### [STATED EXERCISE]
Locate the line containing "Transcribe the text in this document." in the material below; repeat it and every line after it, exactly as written.

[start]

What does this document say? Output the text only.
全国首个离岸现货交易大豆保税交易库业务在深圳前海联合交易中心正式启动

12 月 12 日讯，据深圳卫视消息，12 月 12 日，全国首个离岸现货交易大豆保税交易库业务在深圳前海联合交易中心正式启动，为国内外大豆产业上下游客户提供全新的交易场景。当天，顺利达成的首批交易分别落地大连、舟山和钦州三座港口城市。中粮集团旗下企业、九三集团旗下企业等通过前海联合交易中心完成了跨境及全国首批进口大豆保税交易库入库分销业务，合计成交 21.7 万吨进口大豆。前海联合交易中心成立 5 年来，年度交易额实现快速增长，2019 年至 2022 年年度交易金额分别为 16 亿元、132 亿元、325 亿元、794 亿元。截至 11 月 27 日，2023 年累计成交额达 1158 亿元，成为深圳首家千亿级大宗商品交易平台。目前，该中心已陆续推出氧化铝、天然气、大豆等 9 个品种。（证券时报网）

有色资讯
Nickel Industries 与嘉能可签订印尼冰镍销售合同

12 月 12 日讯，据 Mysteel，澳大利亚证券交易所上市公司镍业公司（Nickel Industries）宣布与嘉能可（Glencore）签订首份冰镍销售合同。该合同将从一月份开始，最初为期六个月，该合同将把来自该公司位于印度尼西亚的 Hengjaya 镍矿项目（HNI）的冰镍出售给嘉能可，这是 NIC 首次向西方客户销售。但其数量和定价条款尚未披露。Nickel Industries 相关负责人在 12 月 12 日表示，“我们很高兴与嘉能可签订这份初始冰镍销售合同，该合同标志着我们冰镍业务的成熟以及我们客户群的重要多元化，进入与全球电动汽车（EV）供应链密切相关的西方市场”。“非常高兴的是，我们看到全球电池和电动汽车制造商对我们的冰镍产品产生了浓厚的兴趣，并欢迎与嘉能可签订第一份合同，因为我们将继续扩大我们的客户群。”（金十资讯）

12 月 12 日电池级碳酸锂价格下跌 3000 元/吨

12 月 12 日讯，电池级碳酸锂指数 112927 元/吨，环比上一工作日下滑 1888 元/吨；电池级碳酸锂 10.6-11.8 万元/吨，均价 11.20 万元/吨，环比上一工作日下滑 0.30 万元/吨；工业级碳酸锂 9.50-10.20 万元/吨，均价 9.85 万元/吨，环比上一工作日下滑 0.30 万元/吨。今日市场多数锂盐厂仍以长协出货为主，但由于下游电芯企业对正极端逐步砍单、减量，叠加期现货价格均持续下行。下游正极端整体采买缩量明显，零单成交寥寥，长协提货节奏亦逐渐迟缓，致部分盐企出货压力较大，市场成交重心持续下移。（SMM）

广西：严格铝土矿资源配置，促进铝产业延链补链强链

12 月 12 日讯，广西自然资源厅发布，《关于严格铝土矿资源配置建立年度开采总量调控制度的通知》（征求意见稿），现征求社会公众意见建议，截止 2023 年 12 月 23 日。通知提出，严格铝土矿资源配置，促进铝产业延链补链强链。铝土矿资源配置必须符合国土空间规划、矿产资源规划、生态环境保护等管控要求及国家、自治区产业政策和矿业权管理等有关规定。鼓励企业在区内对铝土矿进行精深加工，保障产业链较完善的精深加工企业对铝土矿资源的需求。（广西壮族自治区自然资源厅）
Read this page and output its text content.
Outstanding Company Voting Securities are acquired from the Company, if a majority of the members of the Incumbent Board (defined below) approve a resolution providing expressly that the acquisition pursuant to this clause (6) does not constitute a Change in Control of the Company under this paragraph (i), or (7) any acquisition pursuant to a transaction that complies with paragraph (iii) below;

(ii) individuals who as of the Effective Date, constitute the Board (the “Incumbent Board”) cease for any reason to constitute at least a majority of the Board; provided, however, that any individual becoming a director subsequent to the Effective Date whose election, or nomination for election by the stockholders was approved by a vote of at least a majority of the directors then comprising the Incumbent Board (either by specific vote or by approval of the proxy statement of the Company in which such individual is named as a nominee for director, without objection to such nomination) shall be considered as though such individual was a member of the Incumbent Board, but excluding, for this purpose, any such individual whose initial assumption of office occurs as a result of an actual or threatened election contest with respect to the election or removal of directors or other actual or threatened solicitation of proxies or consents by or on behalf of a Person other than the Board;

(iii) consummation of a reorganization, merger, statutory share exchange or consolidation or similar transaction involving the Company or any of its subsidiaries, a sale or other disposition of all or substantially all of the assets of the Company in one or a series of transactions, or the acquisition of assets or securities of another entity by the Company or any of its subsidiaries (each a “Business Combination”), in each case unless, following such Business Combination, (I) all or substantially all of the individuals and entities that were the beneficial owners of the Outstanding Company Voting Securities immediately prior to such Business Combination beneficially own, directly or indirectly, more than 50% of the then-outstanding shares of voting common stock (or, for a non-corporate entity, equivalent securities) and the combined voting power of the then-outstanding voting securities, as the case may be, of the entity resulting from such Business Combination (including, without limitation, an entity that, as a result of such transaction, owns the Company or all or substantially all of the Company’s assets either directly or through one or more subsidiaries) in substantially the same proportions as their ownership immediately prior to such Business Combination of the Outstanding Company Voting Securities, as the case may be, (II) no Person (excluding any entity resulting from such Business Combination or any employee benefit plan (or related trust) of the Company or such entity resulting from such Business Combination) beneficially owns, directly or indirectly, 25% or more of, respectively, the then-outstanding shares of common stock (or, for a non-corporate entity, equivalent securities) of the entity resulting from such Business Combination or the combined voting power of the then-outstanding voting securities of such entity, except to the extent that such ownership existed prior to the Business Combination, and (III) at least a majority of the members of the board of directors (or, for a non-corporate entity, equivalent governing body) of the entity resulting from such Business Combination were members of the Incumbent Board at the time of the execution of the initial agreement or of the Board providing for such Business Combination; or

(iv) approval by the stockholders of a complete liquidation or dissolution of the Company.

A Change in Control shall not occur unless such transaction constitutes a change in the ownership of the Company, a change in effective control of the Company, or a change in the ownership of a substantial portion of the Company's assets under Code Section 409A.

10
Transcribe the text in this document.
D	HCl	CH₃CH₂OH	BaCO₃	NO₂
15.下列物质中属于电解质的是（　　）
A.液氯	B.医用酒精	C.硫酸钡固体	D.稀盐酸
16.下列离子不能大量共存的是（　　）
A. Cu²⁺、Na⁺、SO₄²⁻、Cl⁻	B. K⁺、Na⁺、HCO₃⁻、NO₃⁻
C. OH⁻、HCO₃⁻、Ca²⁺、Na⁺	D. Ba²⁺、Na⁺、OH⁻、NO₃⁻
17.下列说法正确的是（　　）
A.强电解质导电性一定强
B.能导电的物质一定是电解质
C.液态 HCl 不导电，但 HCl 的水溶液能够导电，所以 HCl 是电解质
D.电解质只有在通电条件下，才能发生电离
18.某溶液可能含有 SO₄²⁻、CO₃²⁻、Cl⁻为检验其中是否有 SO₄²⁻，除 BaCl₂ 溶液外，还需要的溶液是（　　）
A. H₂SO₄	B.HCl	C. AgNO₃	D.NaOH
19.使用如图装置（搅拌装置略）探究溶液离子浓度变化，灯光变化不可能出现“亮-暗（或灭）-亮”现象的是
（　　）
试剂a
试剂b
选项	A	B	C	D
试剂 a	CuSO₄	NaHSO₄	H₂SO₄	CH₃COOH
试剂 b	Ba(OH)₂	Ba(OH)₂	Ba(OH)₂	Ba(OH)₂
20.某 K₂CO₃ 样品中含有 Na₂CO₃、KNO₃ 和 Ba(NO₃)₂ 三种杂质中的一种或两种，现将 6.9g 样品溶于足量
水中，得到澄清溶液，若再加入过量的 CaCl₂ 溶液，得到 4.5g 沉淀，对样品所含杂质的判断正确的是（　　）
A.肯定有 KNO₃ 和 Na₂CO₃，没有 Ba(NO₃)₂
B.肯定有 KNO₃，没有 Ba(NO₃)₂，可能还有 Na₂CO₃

[end]

### [OUTPUT]
Transcribe the text in this document.
D	HCl	CH₃CH₂OH	BaCO₃	NO₂
15.下列物质中属于电解质的是（　　）
A.液氯	B.医用酒精	C.硫酸钡固体	D.稀盐酸
16.下列离子不能大量共存的是（　　）
A. Cu²⁺、Na⁺、SO₄²⁻、Cl⁻	B. K⁺、Na⁺、HCO₃⁻、NO₃⁻
C. OH⁻、HCO₃⁻、Ca²⁺、Na⁺	D. Ba²⁺、Na⁺、OH⁻、NO₃⁻
17.下列说法正确的是（　　）
A.强电解质导电性一定强
B.能导电的物质一定是电解质
C.液态 HCl 不导电，但 HCl 的水溶液能够导电，所以 HCl 是电解质
D.电解质只有在通电条件下，才能发生电离
18.某溶液可能含有 SO₄²⁻、CO₃²⁻、Cl⁻为检验其中是否有 SO₄²⁻，除 BaCl₂ 溶液外，还需要的溶液是（　　）
A. H₂SO₄	B.HCl	C. AgNO₃	D.NaOH
19.使用如图装置（搅拌装置略）探究溶液离子浓度变化，灯光变化不可能出现“亮-暗（或灭）-亮”现象的是
（　　）
试剂a
试剂b
选项	A	B	C	D
试剂 a	CuSO₄	NaHSO₄	H₂SO₄	CH₃COOH
试剂 b	Ba(OH)₂	Ba(OH)₂	Ba(OH)₂	Ba(OH)₂
20.某 K₂CO₃ 样品中含有 Na₂CO₃、KNO₃ 和 Ba(NO₃)₂ 三种杂质中的一种或两种，现将 6.9g 样品溶于足量
水中，得到澄清溶液，若再加入过量的 CaCl₂ 溶液，得到 4.5g 沉淀，对样品所含杂质的判断正确的是（　　）
A.肯定有 KNO₃ 和 Na₂CO₃，没有 Ba(NO₃)₂
B.肯定有 KNO₃，没有 Ba(NO₃)₂，可能还有 Na₂CO₃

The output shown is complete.